RECORD EXTRACTS —
--------------------------------------------------
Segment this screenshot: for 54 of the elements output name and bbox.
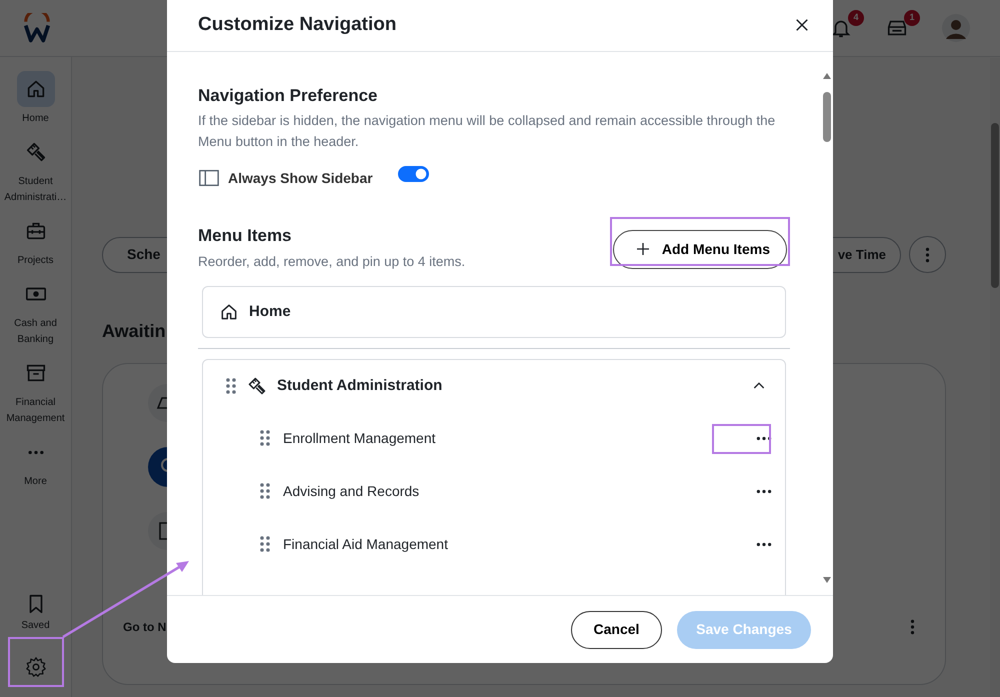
scroll-thumb[interactable] — [991, 123, 999, 288]
cancel-button[interactable]: Cancel — [571, 610, 662, 648]
more-icon — [26, 450, 46, 454]
submenu-item[interactable]: Financial Aid Management — [203, 518, 785, 571]
drag-handle-icon — [225, 376, 237, 395]
notification-count: 4 — [848, 10, 864, 26]
highlight-box — [8, 637, 64, 687]
menu-item-label: Student Administration — [277, 376, 444, 396]
scroll-up-icon[interactable] — [822, 72, 832, 80]
section-title: Menu Items — [198, 226, 293, 247]
briefcase-icon — [24, 220, 46, 242]
house-icon — [219, 302, 239, 322]
card-link[interactable]: Go to N — [123, 618, 166, 636]
archive-box-icon — [24, 362, 46, 384]
toggle-switch[interactable] — [398, 166, 429, 182]
setting-label: Always Show Sidebar — [228, 168, 374, 188]
sidebar-item[interactable]: More — [0, 434, 71, 497]
sidebar-item[interactable]: Home — [0, 71, 71, 134]
add-menu-items-button[interactable]: Add Menu Items — [612, 230, 787, 269]
sidebar-item[interactable]: Student Administrati… — [0, 134, 71, 213]
sidebar-item[interactable]: Saved — [0, 589, 71, 641]
drag-handle-icon — [259, 535, 271, 554]
scroll-down-icon[interactable] — [822, 576, 832, 584]
pencil-ruler-icon — [24, 141, 46, 163]
kebab-icon — [925, 246, 930, 262]
section-title: Awaitin — [102, 320, 167, 343]
more-icon — [756, 488, 772, 494]
menu-item-label: Financial Aid Management — [283, 534, 449, 554]
menu-item[interactable]: Home — [202, 286, 786, 338]
dialog-title: Customize Navigation — [198, 14, 396, 37]
highlight-box — [712, 424, 771, 454]
settings-button[interactable] — [24, 655, 46, 679]
logo-icon — [22, 13, 52, 43]
drag-handle-icon — [259, 482, 271, 500]
section-title: Navigation Preference — [198, 86, 379, 106]
scroll-thumb[interactable] — [823, 92, 831, 142]
submenu-item[interactable]: Advising and Records — [203, 464, 785, 518]
menu-item-label: Home — [249, 302, 291, 322]
section-description: If the sidebar is hidden, the navigation menu will be collapsed and remain accessible through the Menu button in the header. — [198, 112, 776, 152]
drag-handle-icon — [259, 429, 271, 448]
more-icon — [756, 542, 772, 547]
settings-icon — [24, 656, 46, 678]
section-description: Reorder, add, remove, and pin up to 4 items. — [198, 252, 466, 271]
sidebar-item[interactable]: Financial Management — [0, 355, 71, 434]
pencil-ruler-icon — [247, 376, 267, 396]
inbox-count: 1 — [904, 10, 920, 26]
menu-item-label: Enrollment Management — [283, 428, 437, 448]
menu-item-label: Advising and Records — [283, 482, 420, 501]
more-icon — [756, 436, 772, 441]
sidebar-item[interactable]: Projects — [0, 213, 71, 276]
submenu-item[interactable]: Enrollment Management — [203, 412, 785, 465]
sidebar-item[interactable]: Cash and Banking — [0, 276, 71, 355]
avatar[interactable] — [942, 14, 970, 42]
kebab-icon — [910, 619, 915, 635]
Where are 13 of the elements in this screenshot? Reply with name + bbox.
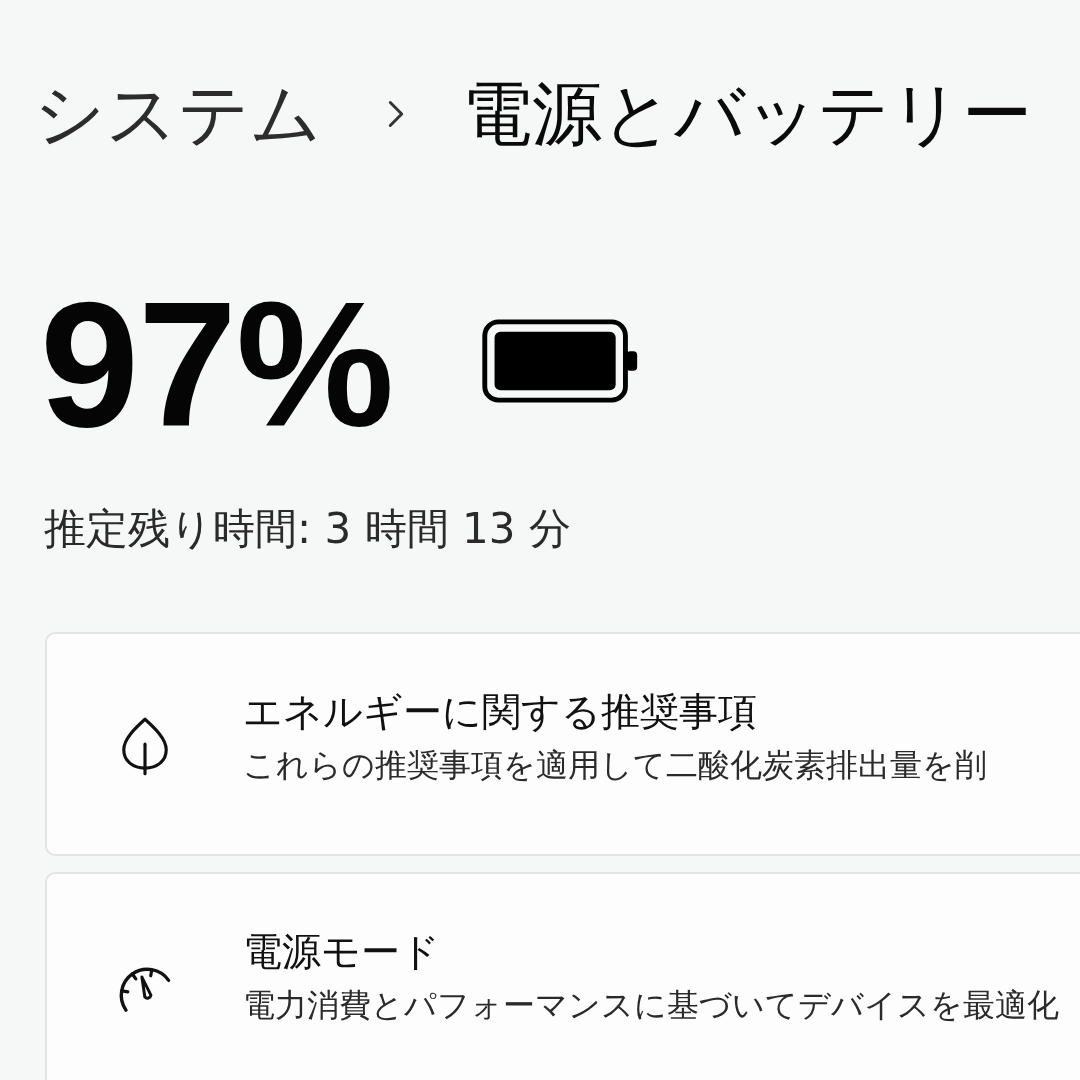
chevron-icon <box>388 100 404 128</box>
setting-title: 電源モード <box>243 928 441 976</box>
settings-card[interactable]: エネルギーに関する推奨事項 これらの推奨事項を適用して二酸化炭素排出量を削 <box>45 632 1080 857</box>
leaf-icon <box>121 716 169 777</box>
battery-percentage: 97% <box>40 276 394 454</box>
setting-title: エネルギーに関する推奨事項 <box>243 688 758 736</box>
battery-icon <box>481 319 640 403</box>
battery-time-remaining: 推定残り時間: 3 時間 13 分 <box>44 504 571 555</box>
setting-description: これらの推奨事項を適用して二酸化炭素排出量を削 <box>243 745 987 784</box>
settings-card[interactable]: 電源モード 電力消費とパフォーマンスに基づいてデバイスを最適化 <box>45 872 1080 1080</box>
setting-description: 電力消費とパフォーマンスに基づいてデバイスを最適化 <box>243 985 1059 1024</box>
breadcrumb-parent[interactable]: システム <box>34 72 322 156</box>
page-title: 電源とバッテリー <box>462 72 1032 156</box>
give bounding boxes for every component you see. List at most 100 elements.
--------------------------------------------------
TASK DETAILS — Reproduce all of the data above verbatim, line for line, and leave out the pictures.

REPLY TO THE EXERCISE —
Segment this screenshot: for 54 of the elements output name and bbox.
scroll-thumb[interactable] — [991, 123, 999, 288]
cancel-button[interactable]: Cancel — [571, 610, 662, 648]
more-icon — [26, 450, 46, 454]
submenu-item[interactable]: Financial Aid Management — [203, 518, 785, 571]
drag-handle-icon — [225, 376, 237, 395]
notification-count: 4 — [848, 10, 864, 26]
highlight-box — [8, 637, 64, 687]
menu-item-label: Student Administration — [277, 376, 444, 396]
scroll-up-icon[interactable] — [822, 72, 832, 80]
section-title: Menu Items — [198, 226, 293, 247]
briefcase-icon — [24, 220, 46, 242]
house-icon — [219, 302, 239, 322]
card-link[interactable]: Go to N — [123, 618, 166, 636]
archive-box-icon — [24, 362, 46, 384]
toggle-switch[interactable] — [398, 166, 429, 182]
setting-label: Always Show Sidebar — [228, 168, 374, 188]
sidebar-item[interactable]: More — [0, 434, 71, 497]
sidebar-item[interactable]: Home — [0, 71, 71, 134]
add-menu-items-button[interactable]: Add Menu Items — [612, 230, 787, 269]
sidebar-item[interactable]: Student Administrati… — [0, 134, 71, 213]
sidebar-item[interactable]: Saved — [0, 589, 71, 641]
drag-handle-icon — [259, 535, 271, 554]
scroll-down-icon[interactable] — [822, 576, 832, 584]
pencil-ruler-icon — [24, 141, 46, 163]
kebab-icon — [925, 246, 930, 262]
section-title: Awaitin — [102, 320, 167, 343]
more-icon — [756, 488, 772, 494]
menu-item-label: Financial Aid Management — [283, 534, 449, 554]
menu-item[interactable]: Home — [202, 286, 786, 338]
dialog-title: Customize Navigation — [198, 14, 396, 37]
highlight-box — [712, 424, 771, 454]
settings-button[interactable] — [24, 655, 46, 679]
logo-icon — [22, 13, 52, 43]
drag-handle-icon — [259, 482, 271, 500]
section-title: Navigation Preference — [198, 86, 379, 106]
scroll-thumb[interactable] — [823, 92, 831, 142]
submenu-item[interactable]: Advising and Records — [203, 464, 785, 518]
menu-item-label: Home — [249, 302, 291, 322]
section-description: If the sidebar is hidden, the navigation menu will be collapsed and remain accessible through the Menu button in the header. — [198, 112, 776, 152]
drag-handle-icon — [259, 429, 271, 448]
more-icon — [756, 542, 772, 547]
settings-icon — [24, 656, 46, 678]
section-description: Reorder, add, remove, and pin up to 4 items. — [198, 252, 466, 271]
sidebar-item[interactable]: Financial Management — [0, 355, 71, 434]
pencil-ruler-icon — [247, 376, 267, 396]
inbox-count: 1 — [904, 10, 920, 26]
menu-item-label: Enrollment Management — [283, 428, 437, 448]
menu-item-label: Advising and Records — [283, 482, 420, 501]
more-icon — [756, 436, 772, 441]
sidebar-item[interactable]: Projects — [0, 213, 71, 276]
submenu-item[interactable]: Enrollment Management — [203, 412, 785, 465]
sidebar-item[interactable]: Cash and Banking — [0, 276, 71, 355]
avatar[interactable] — [942, 14, 970, 42]
kebab-icon — [910, 619, 915, 635]
Where are 13 of the elements in this screenshot? Reply with name + bbox.
chevron-icon <box>388 100 404 128</box>
setting-title: 電源モード <box>243 928 441 976</box>
settings-card[interactable]: エネルギーに関する推奨事項 これらの推奨事項を適用して二酸化炭素排出量を削 <box>45 632 1080 857</box>
leaf-icon <box>121 716 169 777</box>
battery-percentage: 97% <box>40 276 394 454</box>
setting-title: エネルギーに関する推奨事項 <box>243 688 758 736</box>
battery-icon <box>481 319 640 403</box>
battery-time-remaining: 推定残り時間: 3 時間 13 分 <box>44 504 571 555</box>
setting-description: これらの推奨事項を適用して二酸化炭素排出量を削 <box>243 745 987 784</box>
settings-card[interactable]: 電源モード 電力消費とパフォーマンスに基づいてデバイスを最適化 <box>45 872 1080 1080</box>
setting-description: 電力消費とパフォーマンスに基づいてデバイスを最適化 <box>243 985 1059 1024</box>
breadcrumb-parent[interactable]: システム <box>34 72 322 156</box>
page-title: 電源とバッテリー <box>462 72 1032 156</box>
give bounding boxes for every component you see. List at most 100 elements.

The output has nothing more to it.